*WHAT YOU NEED TO DO*:
Note how many lines contain "data" and give that number, with nothing else.

......

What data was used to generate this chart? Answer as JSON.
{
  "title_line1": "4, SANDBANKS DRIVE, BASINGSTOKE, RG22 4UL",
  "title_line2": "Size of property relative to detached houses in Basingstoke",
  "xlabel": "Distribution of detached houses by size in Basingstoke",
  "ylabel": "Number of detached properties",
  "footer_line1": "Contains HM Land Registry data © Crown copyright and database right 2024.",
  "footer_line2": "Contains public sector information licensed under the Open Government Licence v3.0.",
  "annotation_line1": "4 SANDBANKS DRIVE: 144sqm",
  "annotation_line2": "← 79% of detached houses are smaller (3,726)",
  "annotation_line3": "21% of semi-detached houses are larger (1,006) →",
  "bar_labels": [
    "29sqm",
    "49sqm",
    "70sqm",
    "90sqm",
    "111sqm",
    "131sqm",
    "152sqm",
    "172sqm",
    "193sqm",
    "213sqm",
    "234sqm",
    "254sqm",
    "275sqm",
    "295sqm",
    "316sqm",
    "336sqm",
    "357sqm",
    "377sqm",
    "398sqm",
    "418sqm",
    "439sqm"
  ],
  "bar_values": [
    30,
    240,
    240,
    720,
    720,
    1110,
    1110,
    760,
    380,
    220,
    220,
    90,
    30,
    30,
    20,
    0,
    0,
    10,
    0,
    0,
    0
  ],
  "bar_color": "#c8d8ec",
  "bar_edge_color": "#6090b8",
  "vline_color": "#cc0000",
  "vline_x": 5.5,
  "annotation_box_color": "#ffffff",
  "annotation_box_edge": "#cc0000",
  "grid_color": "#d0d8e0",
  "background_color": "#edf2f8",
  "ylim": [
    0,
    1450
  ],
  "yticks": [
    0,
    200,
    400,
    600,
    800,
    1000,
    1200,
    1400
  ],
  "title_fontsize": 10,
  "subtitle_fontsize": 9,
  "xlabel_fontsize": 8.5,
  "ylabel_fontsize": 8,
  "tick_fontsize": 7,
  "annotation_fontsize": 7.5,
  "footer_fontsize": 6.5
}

......

*EXERCISE RESPONSE*:
2